:: Task description ::
Below are entries; copy exactly, and only, the lines from the one containing "Read all visible content and emit it as JSON." through their final line, leaving out pictures.

Extracted records

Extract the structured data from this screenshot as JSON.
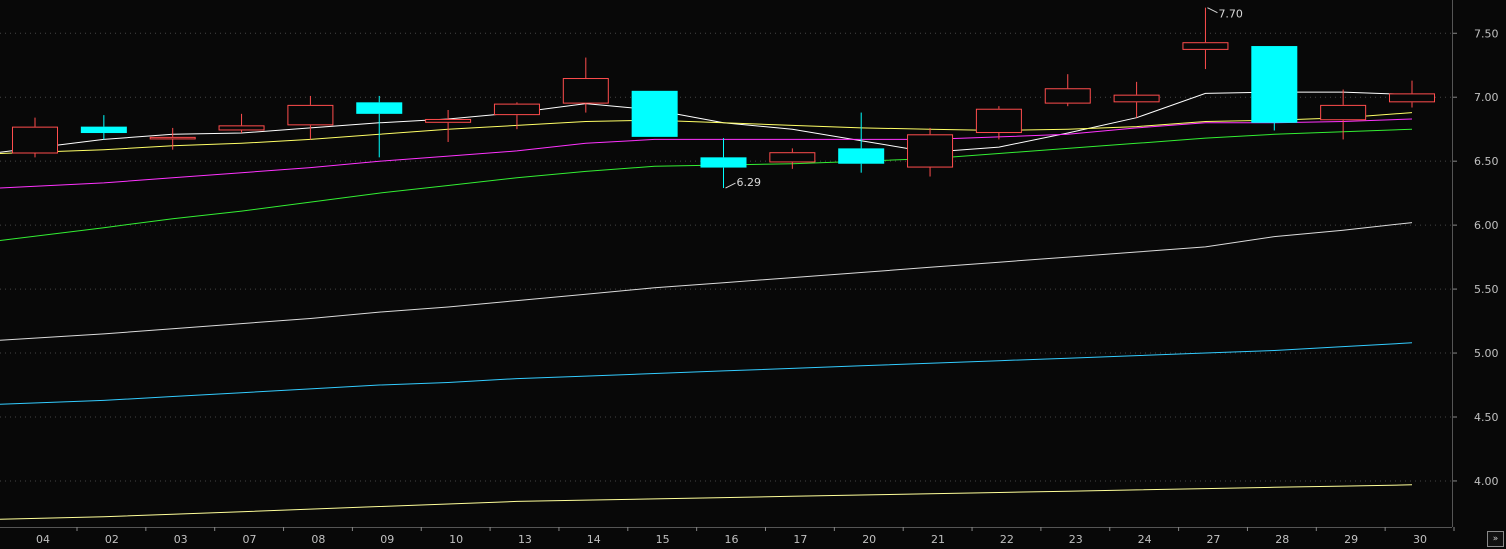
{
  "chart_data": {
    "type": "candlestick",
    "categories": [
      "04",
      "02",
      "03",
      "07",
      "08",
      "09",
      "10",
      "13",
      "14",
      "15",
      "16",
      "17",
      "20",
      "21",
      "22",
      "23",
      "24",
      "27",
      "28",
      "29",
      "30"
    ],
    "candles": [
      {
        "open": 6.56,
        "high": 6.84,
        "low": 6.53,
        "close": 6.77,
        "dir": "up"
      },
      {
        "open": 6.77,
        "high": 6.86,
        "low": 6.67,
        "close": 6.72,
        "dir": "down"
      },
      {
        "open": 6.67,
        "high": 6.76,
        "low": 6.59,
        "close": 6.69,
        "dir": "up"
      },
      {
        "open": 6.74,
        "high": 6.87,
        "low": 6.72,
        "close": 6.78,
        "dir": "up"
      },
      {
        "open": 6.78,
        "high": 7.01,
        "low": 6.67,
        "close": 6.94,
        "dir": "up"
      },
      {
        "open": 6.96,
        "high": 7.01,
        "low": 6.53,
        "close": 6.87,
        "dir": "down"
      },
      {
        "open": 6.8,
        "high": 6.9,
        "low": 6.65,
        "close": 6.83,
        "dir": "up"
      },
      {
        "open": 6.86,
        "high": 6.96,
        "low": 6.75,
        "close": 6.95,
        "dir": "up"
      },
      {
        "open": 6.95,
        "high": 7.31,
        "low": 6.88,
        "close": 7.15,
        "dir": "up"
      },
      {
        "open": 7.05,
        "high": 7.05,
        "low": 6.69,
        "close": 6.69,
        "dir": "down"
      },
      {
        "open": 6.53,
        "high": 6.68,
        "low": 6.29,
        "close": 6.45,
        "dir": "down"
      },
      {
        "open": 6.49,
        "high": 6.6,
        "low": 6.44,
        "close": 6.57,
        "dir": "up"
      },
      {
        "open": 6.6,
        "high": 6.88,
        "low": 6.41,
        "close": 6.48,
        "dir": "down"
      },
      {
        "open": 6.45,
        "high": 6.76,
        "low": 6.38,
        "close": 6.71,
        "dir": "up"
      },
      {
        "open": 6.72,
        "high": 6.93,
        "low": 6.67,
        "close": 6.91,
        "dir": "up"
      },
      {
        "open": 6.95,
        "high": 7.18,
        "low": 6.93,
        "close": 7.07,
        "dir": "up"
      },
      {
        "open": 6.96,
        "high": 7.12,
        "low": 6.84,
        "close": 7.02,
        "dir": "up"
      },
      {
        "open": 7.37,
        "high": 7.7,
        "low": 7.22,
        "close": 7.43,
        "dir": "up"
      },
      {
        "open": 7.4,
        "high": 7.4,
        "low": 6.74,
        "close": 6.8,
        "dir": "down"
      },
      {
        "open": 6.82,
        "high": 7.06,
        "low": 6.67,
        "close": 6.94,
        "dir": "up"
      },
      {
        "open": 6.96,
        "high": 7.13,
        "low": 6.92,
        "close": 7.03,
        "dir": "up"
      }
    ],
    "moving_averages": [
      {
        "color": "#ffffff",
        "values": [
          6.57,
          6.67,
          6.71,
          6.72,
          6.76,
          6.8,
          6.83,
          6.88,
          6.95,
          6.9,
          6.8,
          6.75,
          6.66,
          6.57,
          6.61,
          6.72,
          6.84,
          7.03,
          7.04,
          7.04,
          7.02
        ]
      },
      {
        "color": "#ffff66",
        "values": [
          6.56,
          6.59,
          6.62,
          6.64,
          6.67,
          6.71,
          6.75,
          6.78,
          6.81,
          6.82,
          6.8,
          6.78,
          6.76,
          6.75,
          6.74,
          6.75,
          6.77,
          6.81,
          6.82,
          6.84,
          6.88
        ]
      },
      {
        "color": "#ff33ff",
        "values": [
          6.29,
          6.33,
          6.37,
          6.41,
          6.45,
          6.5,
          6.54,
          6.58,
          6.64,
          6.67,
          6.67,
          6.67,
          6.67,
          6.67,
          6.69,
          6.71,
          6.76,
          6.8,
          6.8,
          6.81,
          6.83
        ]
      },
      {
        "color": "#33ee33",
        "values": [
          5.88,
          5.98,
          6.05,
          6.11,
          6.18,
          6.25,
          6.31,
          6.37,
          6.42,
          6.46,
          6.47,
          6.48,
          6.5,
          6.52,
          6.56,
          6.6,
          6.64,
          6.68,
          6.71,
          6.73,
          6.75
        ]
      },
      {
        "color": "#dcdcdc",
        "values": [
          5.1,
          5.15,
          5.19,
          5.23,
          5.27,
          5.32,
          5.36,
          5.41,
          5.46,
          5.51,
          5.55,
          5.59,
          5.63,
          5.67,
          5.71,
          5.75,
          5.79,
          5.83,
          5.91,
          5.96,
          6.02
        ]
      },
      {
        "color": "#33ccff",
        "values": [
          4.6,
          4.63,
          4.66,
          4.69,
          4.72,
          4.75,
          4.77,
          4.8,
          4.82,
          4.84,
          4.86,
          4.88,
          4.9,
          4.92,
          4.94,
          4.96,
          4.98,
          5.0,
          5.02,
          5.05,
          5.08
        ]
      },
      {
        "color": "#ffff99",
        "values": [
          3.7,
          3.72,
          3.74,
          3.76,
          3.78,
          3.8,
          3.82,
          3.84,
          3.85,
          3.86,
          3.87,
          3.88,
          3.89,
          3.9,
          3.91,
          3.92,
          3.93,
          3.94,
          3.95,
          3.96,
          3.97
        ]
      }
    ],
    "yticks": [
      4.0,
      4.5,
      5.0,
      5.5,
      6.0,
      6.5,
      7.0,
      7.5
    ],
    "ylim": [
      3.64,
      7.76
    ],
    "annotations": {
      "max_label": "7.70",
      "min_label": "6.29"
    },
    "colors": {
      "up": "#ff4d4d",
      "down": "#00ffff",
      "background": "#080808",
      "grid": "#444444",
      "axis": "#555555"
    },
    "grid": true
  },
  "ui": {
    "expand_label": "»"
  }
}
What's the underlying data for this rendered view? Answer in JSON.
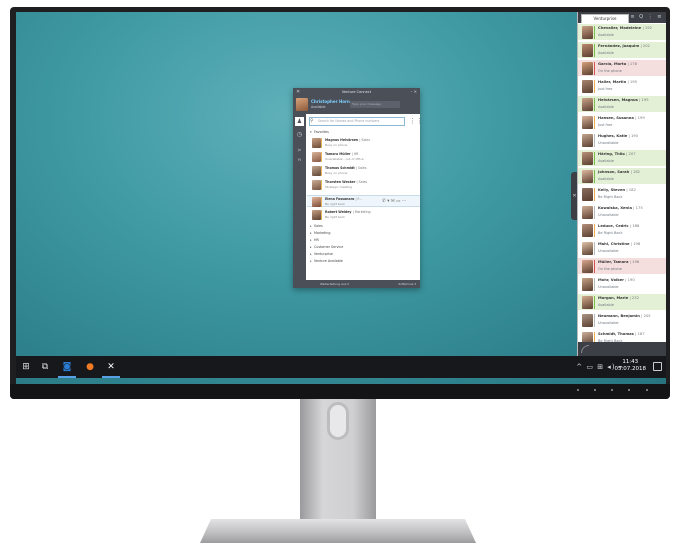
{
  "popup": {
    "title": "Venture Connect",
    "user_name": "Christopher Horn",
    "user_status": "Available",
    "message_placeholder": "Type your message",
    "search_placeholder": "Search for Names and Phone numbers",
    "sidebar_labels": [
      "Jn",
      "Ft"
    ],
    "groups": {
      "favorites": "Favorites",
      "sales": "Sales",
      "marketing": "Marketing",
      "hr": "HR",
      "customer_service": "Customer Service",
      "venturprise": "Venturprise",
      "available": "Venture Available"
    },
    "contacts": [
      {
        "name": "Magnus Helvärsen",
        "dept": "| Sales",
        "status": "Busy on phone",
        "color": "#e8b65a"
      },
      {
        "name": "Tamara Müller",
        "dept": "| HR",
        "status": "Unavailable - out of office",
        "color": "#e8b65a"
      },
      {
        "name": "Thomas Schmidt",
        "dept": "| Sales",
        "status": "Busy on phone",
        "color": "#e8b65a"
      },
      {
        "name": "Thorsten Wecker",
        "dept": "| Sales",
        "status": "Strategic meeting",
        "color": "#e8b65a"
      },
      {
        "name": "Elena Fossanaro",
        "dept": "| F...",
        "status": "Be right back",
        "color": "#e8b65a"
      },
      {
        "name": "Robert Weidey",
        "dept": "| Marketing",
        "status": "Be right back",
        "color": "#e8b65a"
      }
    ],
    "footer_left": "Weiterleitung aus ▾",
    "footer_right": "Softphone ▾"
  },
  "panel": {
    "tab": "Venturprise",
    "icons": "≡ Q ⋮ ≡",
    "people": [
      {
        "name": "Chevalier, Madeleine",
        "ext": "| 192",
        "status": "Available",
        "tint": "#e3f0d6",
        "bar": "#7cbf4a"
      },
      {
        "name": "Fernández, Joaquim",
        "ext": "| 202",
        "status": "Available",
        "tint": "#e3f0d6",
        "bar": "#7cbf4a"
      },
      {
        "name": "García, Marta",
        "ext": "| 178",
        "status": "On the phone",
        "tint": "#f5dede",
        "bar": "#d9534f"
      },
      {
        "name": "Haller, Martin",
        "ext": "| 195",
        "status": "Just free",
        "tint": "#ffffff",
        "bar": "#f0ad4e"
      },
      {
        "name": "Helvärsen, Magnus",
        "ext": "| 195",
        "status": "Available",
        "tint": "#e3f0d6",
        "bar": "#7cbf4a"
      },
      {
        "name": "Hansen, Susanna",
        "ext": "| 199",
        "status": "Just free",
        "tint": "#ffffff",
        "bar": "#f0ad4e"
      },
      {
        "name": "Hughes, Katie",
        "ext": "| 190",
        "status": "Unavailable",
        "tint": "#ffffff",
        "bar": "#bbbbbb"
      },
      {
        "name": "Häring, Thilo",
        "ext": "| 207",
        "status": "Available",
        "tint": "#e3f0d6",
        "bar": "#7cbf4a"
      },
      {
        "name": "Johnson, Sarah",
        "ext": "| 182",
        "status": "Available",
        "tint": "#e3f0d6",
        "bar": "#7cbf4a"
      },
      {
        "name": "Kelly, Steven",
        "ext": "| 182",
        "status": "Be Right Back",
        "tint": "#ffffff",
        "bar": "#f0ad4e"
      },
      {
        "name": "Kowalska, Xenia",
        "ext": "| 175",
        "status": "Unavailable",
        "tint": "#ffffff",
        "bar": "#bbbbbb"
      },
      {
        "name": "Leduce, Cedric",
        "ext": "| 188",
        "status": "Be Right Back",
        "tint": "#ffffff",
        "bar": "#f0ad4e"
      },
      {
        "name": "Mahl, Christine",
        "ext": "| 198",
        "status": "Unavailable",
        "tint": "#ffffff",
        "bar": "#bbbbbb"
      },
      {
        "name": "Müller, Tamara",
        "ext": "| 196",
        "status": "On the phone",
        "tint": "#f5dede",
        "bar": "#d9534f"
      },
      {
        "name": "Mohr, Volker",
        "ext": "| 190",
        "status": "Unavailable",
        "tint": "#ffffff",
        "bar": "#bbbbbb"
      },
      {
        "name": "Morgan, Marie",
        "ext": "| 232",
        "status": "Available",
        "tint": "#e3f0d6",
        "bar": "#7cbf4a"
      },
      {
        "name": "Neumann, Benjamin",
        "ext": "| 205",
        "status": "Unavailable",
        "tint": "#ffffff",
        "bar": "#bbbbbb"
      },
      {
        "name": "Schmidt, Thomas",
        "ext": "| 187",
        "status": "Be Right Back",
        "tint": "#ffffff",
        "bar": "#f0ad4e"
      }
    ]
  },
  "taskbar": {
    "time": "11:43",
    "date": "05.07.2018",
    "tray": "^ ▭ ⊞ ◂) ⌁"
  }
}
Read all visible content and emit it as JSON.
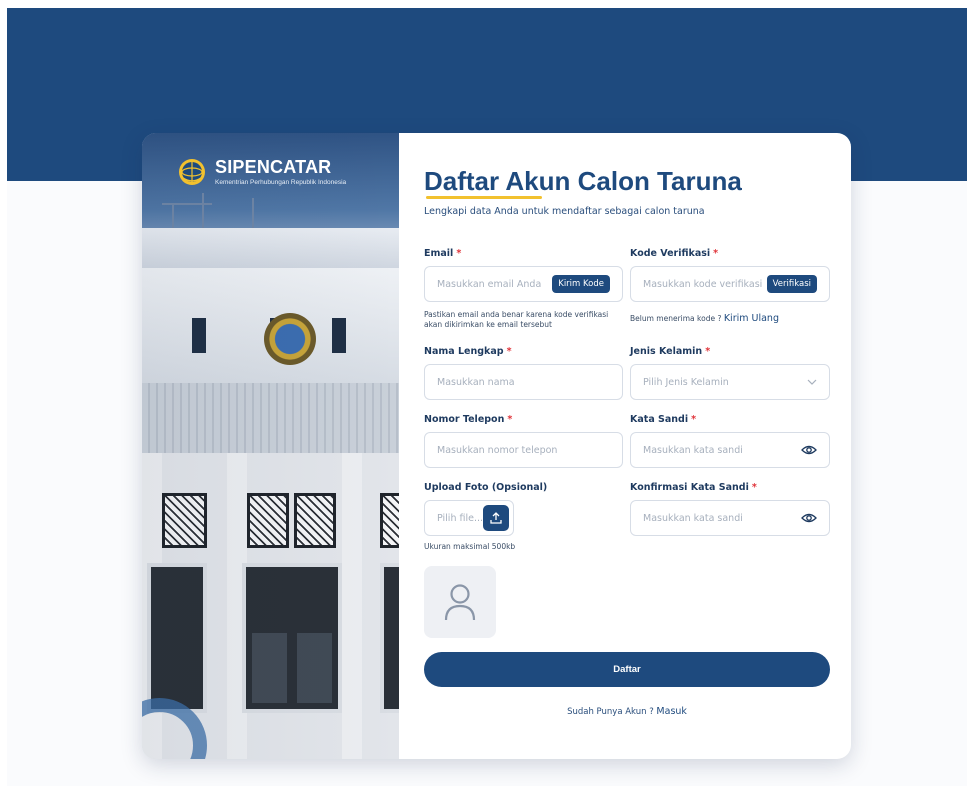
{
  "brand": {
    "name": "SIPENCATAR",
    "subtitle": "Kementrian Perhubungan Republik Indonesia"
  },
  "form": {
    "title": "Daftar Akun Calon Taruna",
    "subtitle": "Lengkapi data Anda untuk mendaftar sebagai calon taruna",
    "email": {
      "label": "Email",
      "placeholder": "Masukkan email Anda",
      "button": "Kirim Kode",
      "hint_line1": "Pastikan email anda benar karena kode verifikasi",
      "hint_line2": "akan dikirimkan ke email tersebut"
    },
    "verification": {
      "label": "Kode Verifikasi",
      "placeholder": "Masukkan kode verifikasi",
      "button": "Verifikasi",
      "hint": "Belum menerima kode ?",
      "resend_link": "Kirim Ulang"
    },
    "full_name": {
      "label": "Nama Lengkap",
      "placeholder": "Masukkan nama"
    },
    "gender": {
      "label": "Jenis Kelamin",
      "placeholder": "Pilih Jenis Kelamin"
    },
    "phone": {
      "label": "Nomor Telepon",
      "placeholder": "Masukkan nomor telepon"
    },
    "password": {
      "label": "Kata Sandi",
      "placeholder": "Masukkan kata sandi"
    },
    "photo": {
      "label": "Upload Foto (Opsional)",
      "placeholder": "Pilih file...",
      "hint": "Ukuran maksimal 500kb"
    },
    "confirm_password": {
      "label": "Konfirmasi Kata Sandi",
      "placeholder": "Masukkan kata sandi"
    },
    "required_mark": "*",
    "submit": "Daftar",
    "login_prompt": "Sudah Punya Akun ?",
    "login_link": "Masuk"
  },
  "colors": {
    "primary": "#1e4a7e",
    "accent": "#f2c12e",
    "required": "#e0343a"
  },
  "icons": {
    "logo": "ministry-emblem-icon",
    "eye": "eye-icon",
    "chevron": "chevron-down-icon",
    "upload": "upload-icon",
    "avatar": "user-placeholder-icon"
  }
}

:: Result for this task ::
Read all visible content and emit it as JSON.
{
  "brand": {
    "name": "SIPENCATAR",
    "subtitle": "Kementrian Perhubungan Republik Indonesia"
  },
  "form": {
    "title": "Daftar Akun Calon Taruna",
    "subtitle": "Lengkapi data Anda untuk mendaftar sebagai calon taruna",
    "email": {
      "label": "Email",
      "placeholder": "Masukkan email Anda",
      "button": "Kirim Kode",
      "hint_line1": "Pastikan email anda benar karena kode verifikasi",
      "hint_line2": "akan dikirimkan ke email tersebut"
    },
    "verification": {
      "label": "Kode Verifikasi",
      "placeholder": "Masukkan kode verifikasi",
      "button": "Verifikasi",
      "hint": "Belum menerima kode ?",
      "resend_link": "Kirim Ulang"
    },
    "full_name": {
      "label": "Nama Lengkap",
      "placeholder": "Masukkan nama"
    },
    "gender": {
      "label": "Jenis Kelamin",
      "placeholder": "Pilih Jenis Kelamin"
    },
    "phone": {
      "label": "Nomor Telepon",
      "placeholder": "Masukkan nomor telepon"
    },
    "password": {
      "label": "Kata Sandi",
      "placeholder": "Masukkan kata sandi"
    },
    "photo": {
      "label": "Upload Foto (Opsional)",
      "placeholder": "Pilih file...",
      "hint": "Ukuran maksimal 500kb"
    },
    "confirm_password": {
      "label": "Konfirmasi Kata Sandi",
      "placeholder": "Masukkan kata sandi"
    },
    "required_mark": "*",
    "submit": "Daftar",
    "login_prompt": "Sudah Punya Akun ?",
    "login_link": "Masuk"
  },
  "colors": {
    "primary": "#1e4a7e",
    "accent": "#f2c12e",
    "required": "#e0343a"
  },
  "icons": {
    "logo": "ministry-emblem-icon",
    "eye": "eye-icon",
    "chevron": "chevron-down-icon",
    "upload": "upload-icon",
    "avatar": "user-placeholder-icon"
  }
}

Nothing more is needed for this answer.